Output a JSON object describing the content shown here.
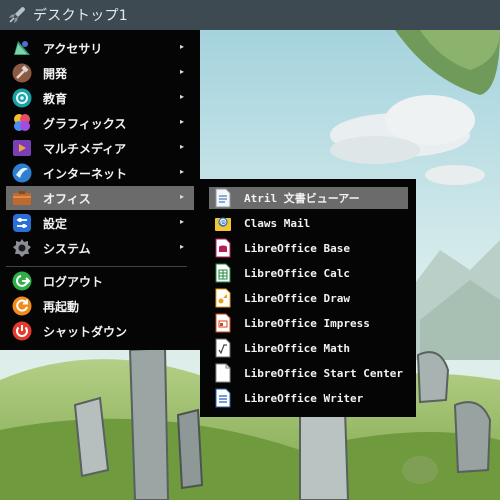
{
  "panel": {
    "workspace_label": "デスクトップ1",
    "launcher_icon": "rocket-icon"
  },
  "main_menu": {
    "items": [
      {
        "label": "アクセサリ",
        "icon": "accessories-icon",
        "has_submenu": true
      },
      {
        "label": "開発",
        "icon": "development-icon",
        "has_submenu": true
      },
      {
        "label": "教育",
        "icon": "education-icon",
        "has_submenu": true
      },
      {
        "label": "グラフィックス",
        "icon": "graphics-icon",
        "has_submenu": true
      },
      {
        "label": "マルチメディア",
        "icon": "multimedia-icon",
        "has_submenu": true
      },
      {
        "label": "インターネット",
        "icon": "internet-icon",
        "has_submenu": true
      },
      {
        "label": "オフィス",
        "icon": "office-icon",
        "has_submenu": true,
        "highlighted": true
      },
      {
        "label": "設定",
        "icon": "settings-icon",
        "has_submenu": true
      },
      {
        "label": "システム",
        "icon": "system-icon",
        "has_submenu": true
      }
    ],
    "session_items": [
      {
        "label": "ログアウト",
        "icon": "logout-icon"
      },
      {
        "label": "再起動",
        "icon": "reboot-icon"
      },
      {
        "label": "シャットダウン",
        "icon": "shutdown-icon"
      }
    ],
    "submenu_arrow": "▸"
  },
  "office_submenu": {
    "items": [
      {
        "label": "Atril 文書ビューアー",
        "icon": "document-viewer-icon",
        "highlighted": true
      },
      {
        "label": "Claws Mail",
        "icon": "mail-icon"
      },
      {
        "label": "LibreOffice Base",
        "icon": "libreoffice-base-icon"
      },
      {
        "label": "LibreOffice Calc",
        "icon": "libreoffice-calc-icon"
      },
      {
        "label": "LibreOffice Draw",
        "icon": "libreoffice-draw-icon"
      },
      {
        "label": "LibreOffice Impress",
        "icon": "libreoffice-impress-icon"
      },
      {
        "label": "LibreOffice Math",
        "icon": "libreoffice-math-icon"
      },
      {
        "label": "LibreOffice Start Center",
        "icon": "libreoffice-start-center-icon"
      },
      {
        "label": "LibreOffice Writer",
        "icon": "libreoffice-writer-icon"
      }
    ]
  },
  "colors": {
    "panel": "#3d4a52",
    "menu": "#050505",
    "highlight": "#6b6b6b"
  }
}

....................

### Instructions to follow
Omit each picture, then return all of the listing exactly as it stands.

### Exercise answer
Output a JSON object describing the content shown here.
{
  "panel": {
    "workspace_label": "デスクトップ1",
    "launcher_icon": "rocket-icon"
  },
  "main_menu": {
    "items": [
      {
        "label": "アクセサリ",
        "icon": "accessories-icon",
        "has_submenu": true
      },
      {
        "label": "開発",
        "icon": "development-icon",
        "has_submenu": true
      },
      {
        "label": "教育",
        "icon": "education-icon",
        "has_submenu": true
      },
      {
        "label": "グラフィックス",
        "icon": "graphics-icon",
        "has_submenu": true
      },
      {
        "label": "マルチメディア",
        "icon": "multimedia-icon",
        "has_submenu": true
      },
      {
        "label": "インターネット",
        "icon": "internet-icon",
        "has_submenu": true
      },
      {
        "label": "オフィス",
        "icon": "office-icon",
        "has_submenu": true,
        "highlighted": true
      },
      {
        "label": "設定",
        "icon": "settings-icon",
        "has_submenu": true
      },
      {
        "label": "システム",
        "icon": "system-icon",
        "has_submenu": true
      }
    ],
    "session_items": [
      {
        "label": "ログアウト",
        "icon": "logout-icon"
      },
      {
        "label": "再起動",
        "icon": "reboot-icon"
      },
      {
        "label": "シャットダウン",
        "icon": "shutdown-icon"
      }
    ],
    "submenu_arrow": "▸"
  },
  "office_submenu": {
    "items": [
      {
        "label": "Atril 文書ビューアー",
        "icon": "document-viewer-icon",
        "highlighted": true
      },
      {
        "label": "Claws Mail",
        "icon": "mail-icon"
      },
      {
        "label": "LibreOffice Base",
        "icon": "libreoffice-base-icon"
      },
      {
        "label": "LibreOffice Calc",
        "icon": "libreoffice-calc-icon"
      },
      {
        "label": "LibreOffice Draw",
        "icon": "libreoffice-draw-icon"
      },
      {
        "label": "LibreOffice Impress",
        "icon": "libreoffice-impress-icon"
      },
      {
        "label": "LibreOffice Math",
        "icon": "libreoffice-math-icon"
      },
      {
        "label": "LibreOffice Start Center",
        "icon": "libreoffice-start-center-icon"
      },
      {
        "label": "LibreOffice Writer",
        "icon": "libreoffice-writer-icon"
      }
    ]
  },
  "colors": {
    "panel": "#3d4a52",
    "menu": "#050505",
    "highlight": "#6b6b6b"
  }
}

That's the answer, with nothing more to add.